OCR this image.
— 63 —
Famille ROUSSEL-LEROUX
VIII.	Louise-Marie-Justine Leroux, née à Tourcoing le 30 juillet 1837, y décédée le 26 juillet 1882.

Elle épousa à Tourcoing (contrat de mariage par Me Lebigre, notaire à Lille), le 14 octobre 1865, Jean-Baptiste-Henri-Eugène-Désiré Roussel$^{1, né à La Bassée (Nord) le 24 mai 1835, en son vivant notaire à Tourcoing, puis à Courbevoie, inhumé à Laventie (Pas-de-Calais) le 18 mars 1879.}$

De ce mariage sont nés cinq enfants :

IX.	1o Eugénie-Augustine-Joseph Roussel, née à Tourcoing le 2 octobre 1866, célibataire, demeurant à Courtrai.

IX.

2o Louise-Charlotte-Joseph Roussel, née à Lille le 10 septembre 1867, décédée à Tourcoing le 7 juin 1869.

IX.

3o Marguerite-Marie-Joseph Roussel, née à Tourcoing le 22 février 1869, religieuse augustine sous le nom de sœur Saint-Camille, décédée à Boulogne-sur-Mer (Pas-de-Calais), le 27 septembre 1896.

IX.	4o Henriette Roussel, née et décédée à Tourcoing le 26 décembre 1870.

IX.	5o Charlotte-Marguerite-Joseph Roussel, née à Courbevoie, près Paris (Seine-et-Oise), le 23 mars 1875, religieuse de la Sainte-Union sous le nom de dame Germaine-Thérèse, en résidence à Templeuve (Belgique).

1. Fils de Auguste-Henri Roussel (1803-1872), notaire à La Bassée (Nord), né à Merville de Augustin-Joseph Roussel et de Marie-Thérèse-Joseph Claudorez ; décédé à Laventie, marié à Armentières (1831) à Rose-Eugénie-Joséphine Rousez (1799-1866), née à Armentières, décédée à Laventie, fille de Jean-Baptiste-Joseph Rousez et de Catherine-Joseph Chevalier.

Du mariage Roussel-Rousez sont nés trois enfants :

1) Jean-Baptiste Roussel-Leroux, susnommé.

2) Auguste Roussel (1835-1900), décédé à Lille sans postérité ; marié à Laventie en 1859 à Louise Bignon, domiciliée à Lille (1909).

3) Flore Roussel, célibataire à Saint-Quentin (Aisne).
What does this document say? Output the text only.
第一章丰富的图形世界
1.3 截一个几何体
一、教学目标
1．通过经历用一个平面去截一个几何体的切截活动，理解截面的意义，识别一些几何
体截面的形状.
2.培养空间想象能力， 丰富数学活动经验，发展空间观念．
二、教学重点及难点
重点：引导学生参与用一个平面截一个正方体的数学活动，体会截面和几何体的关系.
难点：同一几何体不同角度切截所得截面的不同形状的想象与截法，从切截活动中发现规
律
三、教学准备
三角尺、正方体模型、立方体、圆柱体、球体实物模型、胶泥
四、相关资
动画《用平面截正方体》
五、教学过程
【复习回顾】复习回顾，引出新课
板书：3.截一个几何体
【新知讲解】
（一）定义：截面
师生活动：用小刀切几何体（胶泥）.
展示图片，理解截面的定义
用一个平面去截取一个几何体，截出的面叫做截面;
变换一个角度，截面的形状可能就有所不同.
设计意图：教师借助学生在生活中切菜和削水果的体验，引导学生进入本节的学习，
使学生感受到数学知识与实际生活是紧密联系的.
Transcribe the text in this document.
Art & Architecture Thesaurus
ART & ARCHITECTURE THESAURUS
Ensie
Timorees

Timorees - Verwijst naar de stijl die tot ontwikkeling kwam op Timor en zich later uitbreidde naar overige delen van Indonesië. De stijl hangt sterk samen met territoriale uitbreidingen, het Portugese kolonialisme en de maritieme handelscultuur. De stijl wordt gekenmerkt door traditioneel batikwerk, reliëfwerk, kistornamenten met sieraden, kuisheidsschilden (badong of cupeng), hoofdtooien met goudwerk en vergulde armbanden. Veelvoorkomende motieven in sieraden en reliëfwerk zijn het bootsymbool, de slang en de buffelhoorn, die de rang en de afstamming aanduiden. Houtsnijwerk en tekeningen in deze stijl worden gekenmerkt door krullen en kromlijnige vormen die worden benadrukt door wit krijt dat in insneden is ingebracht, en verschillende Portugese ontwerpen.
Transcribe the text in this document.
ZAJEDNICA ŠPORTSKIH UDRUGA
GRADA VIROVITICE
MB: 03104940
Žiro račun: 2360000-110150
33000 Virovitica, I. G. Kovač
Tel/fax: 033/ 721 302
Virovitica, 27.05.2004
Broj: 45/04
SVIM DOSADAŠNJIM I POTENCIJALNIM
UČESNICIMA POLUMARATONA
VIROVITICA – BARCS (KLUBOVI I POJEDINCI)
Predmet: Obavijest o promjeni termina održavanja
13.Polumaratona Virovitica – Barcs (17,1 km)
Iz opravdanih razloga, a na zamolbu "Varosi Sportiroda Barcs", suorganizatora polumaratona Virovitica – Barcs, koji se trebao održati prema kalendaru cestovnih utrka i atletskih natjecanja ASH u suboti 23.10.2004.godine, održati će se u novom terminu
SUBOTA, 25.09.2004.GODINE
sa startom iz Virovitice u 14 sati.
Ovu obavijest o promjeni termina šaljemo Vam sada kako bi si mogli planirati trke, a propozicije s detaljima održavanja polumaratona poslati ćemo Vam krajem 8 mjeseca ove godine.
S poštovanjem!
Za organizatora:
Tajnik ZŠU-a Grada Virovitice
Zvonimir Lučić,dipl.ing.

• [REQUIRED TASK] Count every line in the data where the string "this" occurs. Give nothing except the number.

• [FULL ANSWER] 4